--- Exercise details ---
Output every line of the data exactly as it appears.

--- Supplied information ---
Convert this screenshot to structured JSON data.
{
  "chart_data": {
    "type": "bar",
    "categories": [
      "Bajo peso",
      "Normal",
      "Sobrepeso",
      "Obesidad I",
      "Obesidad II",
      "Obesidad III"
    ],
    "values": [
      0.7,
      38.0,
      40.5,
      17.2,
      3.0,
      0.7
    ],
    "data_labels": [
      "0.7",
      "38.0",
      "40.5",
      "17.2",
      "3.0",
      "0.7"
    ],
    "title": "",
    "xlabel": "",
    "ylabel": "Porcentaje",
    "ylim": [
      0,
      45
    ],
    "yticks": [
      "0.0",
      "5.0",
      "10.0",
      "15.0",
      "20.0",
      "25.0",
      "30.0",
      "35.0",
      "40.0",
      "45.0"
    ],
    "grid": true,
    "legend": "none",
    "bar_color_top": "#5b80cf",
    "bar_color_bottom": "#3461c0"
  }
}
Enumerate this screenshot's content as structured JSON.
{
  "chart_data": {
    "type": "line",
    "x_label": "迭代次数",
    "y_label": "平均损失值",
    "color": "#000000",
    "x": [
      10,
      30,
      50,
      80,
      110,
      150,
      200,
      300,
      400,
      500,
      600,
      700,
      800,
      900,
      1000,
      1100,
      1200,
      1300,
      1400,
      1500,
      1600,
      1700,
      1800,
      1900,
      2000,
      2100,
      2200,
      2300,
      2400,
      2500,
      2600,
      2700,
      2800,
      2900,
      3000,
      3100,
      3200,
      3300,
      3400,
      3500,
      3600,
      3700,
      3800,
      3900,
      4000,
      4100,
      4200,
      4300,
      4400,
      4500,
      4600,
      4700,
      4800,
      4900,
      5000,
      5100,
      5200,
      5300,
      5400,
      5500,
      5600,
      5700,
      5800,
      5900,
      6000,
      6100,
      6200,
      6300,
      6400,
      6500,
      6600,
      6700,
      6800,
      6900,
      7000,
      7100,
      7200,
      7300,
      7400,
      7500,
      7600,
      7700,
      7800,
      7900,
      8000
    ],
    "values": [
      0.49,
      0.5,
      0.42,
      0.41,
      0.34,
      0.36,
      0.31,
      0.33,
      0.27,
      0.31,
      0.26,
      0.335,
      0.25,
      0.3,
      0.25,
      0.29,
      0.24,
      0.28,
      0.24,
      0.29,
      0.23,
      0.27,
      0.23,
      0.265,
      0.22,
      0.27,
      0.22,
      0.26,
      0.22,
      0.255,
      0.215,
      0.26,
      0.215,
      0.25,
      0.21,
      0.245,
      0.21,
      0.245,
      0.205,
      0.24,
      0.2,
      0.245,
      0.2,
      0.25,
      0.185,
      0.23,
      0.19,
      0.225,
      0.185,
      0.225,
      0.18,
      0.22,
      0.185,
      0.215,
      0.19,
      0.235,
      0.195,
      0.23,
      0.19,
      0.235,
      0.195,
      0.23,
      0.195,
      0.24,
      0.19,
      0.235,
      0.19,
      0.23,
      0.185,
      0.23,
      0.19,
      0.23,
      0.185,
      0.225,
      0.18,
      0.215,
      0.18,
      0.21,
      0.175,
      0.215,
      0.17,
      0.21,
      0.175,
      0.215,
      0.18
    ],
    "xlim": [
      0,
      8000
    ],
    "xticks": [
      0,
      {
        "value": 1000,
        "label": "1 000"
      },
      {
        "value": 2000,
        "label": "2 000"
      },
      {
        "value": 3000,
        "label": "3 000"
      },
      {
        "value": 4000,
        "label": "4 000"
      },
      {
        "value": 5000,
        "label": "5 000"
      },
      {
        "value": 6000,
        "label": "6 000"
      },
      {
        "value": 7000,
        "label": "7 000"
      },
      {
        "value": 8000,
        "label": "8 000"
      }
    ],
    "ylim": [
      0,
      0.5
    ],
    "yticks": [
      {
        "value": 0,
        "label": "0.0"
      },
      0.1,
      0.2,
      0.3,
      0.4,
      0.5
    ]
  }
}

--- Output of the task ---
Convert this screenshot to structured JSON data.
{
  "chart_data": {
    "type": "bar",
    "categories": [
      "Bajo peso",
      "Normal",
      "Sobrepeso",
      "Obesidad I",
      "Obesidad II",
      "Obesidad III"
    ],
    "values": [
      0.7,
      38.0,
      40.5,
      17.2,
      3.0,
      0.7
    ],
    "data_labels": [
      "0.7",
      "38.0",
      "40.5",
      "17.2",
      "3.0",
      "0.7"
    ],
    "title": "",
    "xlabel": "",
    "ylabel": "Porcentaje",
    "ylim": [
      0,
      45
    ],
    "yticks": [
      "0.0",
      "5.0",
      "10.0",
      "15.0",
      "20.0",
      "25.0",
      "30.0",
      "35.0",
      "40.0",
      "45.0"
    ],
    "grid": true,
    "legend": "none",
    "bar_color_top": "#5b80cf",
    "bar_color_bottom": "#3461c0"
  }
}
Enumerate this screenshot's content as structured JSON.
{
  "chart_data": {
    "type": "line",
    "x_label": "迭代次数",
    "y_label": "平均损失值",
    "color": "#000000",
    "x": [
      10,
      30,
      50,
      80,
      110,
      150,
      200,
      300,
      400,
      500,
      600,
      700,
      800,
      900,
      1000,
      1100,
      1200,
      1300,
      1400,
      1500,
      1600,
      1700,
      1800,
      1900,
      2000,
      2100,
      2200,
      2300,
      2400,
      2500,
      2600,
      2700,
      2800,
      2900,
      3000,
      3100,
      3200,
      3300,
      3400,
      3500,
      3600,
      3700,
      3800,
      3900,
      4000,
      4100,
      4200,
      4300,
      4400,
      4500,
      4600,
      4700,
      4800,
      4900,
      5000,
      5100,
      5200,
      5300,
      5400,
      5500,
      5600,
      5700,
      5800,
      5900,
      6000,
      6100,
      6200,
      6300,
      6400,
      6500,
      6600,
      6700,
      6800,
      6900,
      7000,
      7100,
      7200,
      7300,
      7400,
      7500,
      7600,
      7700,
      7800,
      7900,
      8000
    ],
    "values": [
      0.49,
      0.5,
      0.42,
      0.41,
      0.34,
      0.36,
      0.31,
      0.33,
      0.27,
      0.31,
      0.26,
      0.335,
      0.25,
      0.3,
      0.25,
      0.29,
      0.24,
      0.28,
      0.24,
      0.29,
      0.23,
      0.27,
      0.23,
      0.265,
      0.22,
      0.27,
      0.22,
      0.26,
      0.22,
      0.255,
      0.215,
      0.26,
      0.215,
      0.25,
      0.21,
      0.245,
      0.21,
      0.245,
      0.205,
      0.24,
      0.2,
      0.245,
      0.2,
      0.25,
      0.185,
      0.23,
      0.19,
      0.225,
      0.185,
      0.225,
      0.18,
      0.22,
      0.185,
      0.215,
      0.19,
      0.235,
      0.195,
      0.23,
      0.19,
      0.235,
      0.195,
      0.23,
      0.195,
      0.24,
      0.19,
      0.235,
      0.19,
      0.23,
      0.185,
      0.23,
      0.19,
      0.23,
      0.185,
      0.225,
      0.18,
      0.215,
      0.18,
      0.21,
      0.175,
      0.215,
      0.17,
      0.21,
      0.175,
      0.215,
      0.18
    ],
    "xlim": [
      0,
      8000
    ],
    "xticks": [
      0,
      {
        "value": 1000,
        "label": "1 000"
      },
      {
        "value": 2000,
        "label": "2 000"
      },
      {
        "value": 3000,
        "label": "3 000"
      },
      {
        "value": 4000,
        "label": "4 000"
      },
      {
        "value": 5000,
        "label": "5 000"
      },
      {
        "value": 6000,
        "label": "6 000"
      },
      {
        "value": 7000,
        "label": "7 000"
      },
      {
        "value": 8000,
        "label": "8 000"
      }
    ],
    "ylim": [
      0,
      0.5
    ],
    "yticks": [
      {
        "value": 0,
        "label": "0.0"
      },
      0.1,
      0.2,
      0.3,
      0.4,
      0.5
    ]
  }
}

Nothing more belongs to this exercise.